### Records to process
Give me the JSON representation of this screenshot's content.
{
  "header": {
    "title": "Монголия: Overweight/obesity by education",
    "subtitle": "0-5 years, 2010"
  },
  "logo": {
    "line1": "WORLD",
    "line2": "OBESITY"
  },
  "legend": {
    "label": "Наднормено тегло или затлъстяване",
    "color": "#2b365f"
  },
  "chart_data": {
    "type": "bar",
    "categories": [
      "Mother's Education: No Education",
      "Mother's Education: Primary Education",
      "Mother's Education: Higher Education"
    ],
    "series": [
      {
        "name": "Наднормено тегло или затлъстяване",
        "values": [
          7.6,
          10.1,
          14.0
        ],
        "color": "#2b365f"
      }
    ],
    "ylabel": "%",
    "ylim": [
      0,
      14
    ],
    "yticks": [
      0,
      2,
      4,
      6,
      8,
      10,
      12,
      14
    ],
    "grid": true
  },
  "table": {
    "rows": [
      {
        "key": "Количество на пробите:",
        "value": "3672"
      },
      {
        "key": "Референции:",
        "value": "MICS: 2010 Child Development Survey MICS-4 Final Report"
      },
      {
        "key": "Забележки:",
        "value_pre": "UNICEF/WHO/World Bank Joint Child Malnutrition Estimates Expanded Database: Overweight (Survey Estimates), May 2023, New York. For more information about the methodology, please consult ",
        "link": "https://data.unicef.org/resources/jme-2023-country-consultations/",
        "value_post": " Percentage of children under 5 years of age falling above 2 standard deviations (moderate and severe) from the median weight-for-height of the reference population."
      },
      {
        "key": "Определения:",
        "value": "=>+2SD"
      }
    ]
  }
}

### Exercise objective
Repeat the records exactly, including every line.

### The reply
Give me the JSON representation of this screenshot's content.
{
  "header": {
    "title": "Монголия: Overweight/obesity by education",
    "subtitle": "0-5 years, 2010"
  },
  "logo": {
    "line1": "WORLD",
    "line2": "OBESITY"
  },
  "legend": {
    "label": "Наднормено тегло или затлъстяване",
    "color": "#2b365f"
  },
  "chart_data": {
    "type": "bar",
    "categories": [
      "Mother's Education: No Education",
      "Mother's Education: Primary Education",
      "Mother's Education: Higher Education"
    ],
    "series": [
      {
        "name": "Наднормено тегло или затлъстяване",
        "values": [
          7.6,
          10.1,
          14.0
        ],
        "color": "#2b365f"
      }
    ],
    "ylabel": "%",
    "ylim": [
      0,
      14
    ],
    "yticks": [
      0,
      2,
      4,
      6,
      8,
      10,
      12,
      14
    ],
    "grid": true
  },
  "table": {
    "rows": [
      {
        "key": "Количество на пробите:",
        "value": "3672"
      },
      {
        "key": "Референции:",
        "value": "MICS: 2010 Child Development Survey MICS-4 Final Report"
      },
      {
        "key": "Забележки:",
        "value_pre": "UNICEF/WHO/World Bank Joint Child Malnutrition Estimates Expanded Database: Overweight (Survey Estimates), May 2023, New York. For more information about the methodology, please consult ",
        "link": "https://data.unicef.org/resources/jme-2023-country-consultations/",
        "value_post": " Percentage of children under 5 years of age falling above 2 standard deviations (moderate and severe) from the median weight-for-height of the reference population."
      },
      {
        "key": "Определения:",
        "value": "=>+2SD"
      }
    ]
  }
}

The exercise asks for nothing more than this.